**DATA TO USE**

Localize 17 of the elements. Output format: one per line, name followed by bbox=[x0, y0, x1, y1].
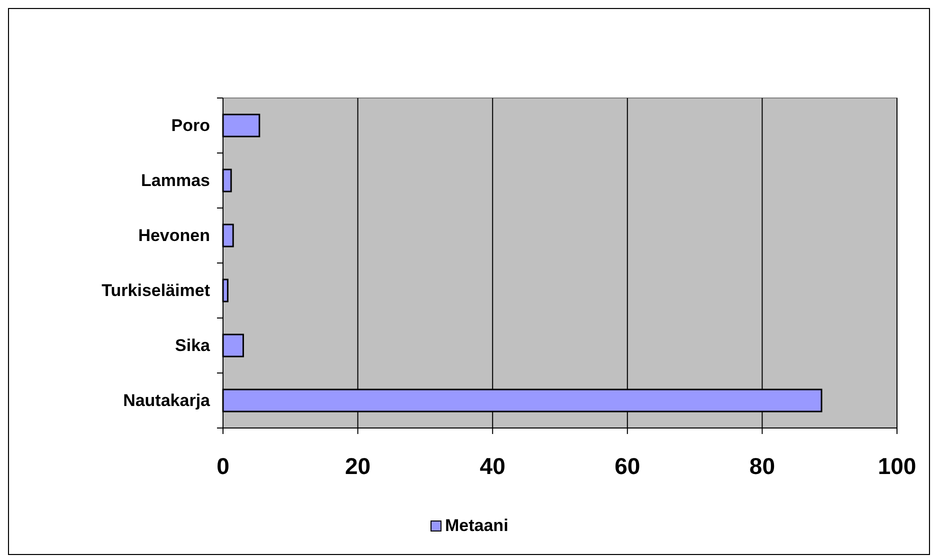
y-tick-label: Hevonen bbox=[138, 226, 210, 245]
bar bbox=[222, 334, 244, 358]
bar bbox=[222, 224, 234, 248]
legend-label: Metaani bbox=[445, 516, 508, 535]
x-tick-label: 0 bbox=[216, 452, 230, 479]
x-tick-label: 40 bbox=[480, 452, 506, 479]
y-tick-label: Nautakarja bbox=[123, 390, 211, 410]
y-tick-label: Poro bbox=[171, 116, 210, 135]
x-tick-label: 20 bbox=[345, 452, 371, 479]
bar bbox=[222, 114, 260, 138]
x-tick-label: 100 bbox=[878, 452, 916, 479]
y-tick-label: Lammas bbox=[141, 170, 210, 190]
x-tick-label: 60 bbox=[614, 452, 640, 479]
y-tick-label: Sika bbox=[175, 336, 211, 355]
x-tick-label: 80 bbox=[749, 452, 775, 479]
bar bbox=[222, 168, 232, 192]
y-tick-label: Turkiseläimet bbox=[102, 280, 210, 300]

**DIRECTION**
Rewrite the lines of the records above as a numbered list with blank lines omitted. Leave the pictures out of your answer.

**EXERCISE ANSWER**
1. Localize 17 of the elements. Output format: one per line, name followed by bbox=[x0, y0, x1, y1].
2. y-tick-label: Hevonen bbox=[138, 226, 210, 245]
3. bar bbox=[222, 334, 244, 358]
4. bar bbox=[222, 224, 234, 248]
5. legend-label: Metaani bbox=[445, 516, 508, 535]
6. x-tick-label: 0 bbox=[216, 452, 230, 479]
7. x-tick-label: 40 bbox=[480, 452, 506, 479]
8. y-tick-label: Nautakarja bbox=[123, 390, 211, 410]
9. y-tick-label: Poro bbox=[171, 116, 210, 135]
10. x-tick-label: 20 bbox=[345, 452, 371, 479]
11. bar bbox=[222, 114, 260, 138]
12. x-tick-label: 100 bbox=[878, 452, 916, 479]
13. y-tick-label: Lammas bbox=[141, 170, 210, 190]
14. x-tick-label: 60 bbox=[614, 452, 640, 479]
15. y-tick-label: Sika bbox=[175, 336, 211, 355]
16. x-tick-label: 80 bbox=[749, 452, 775, 479]
17. bar bbox=[222, 168, 232, 192]
18. y-tick-label: Turkiseläimet bbox=[102, 280, 210, 300]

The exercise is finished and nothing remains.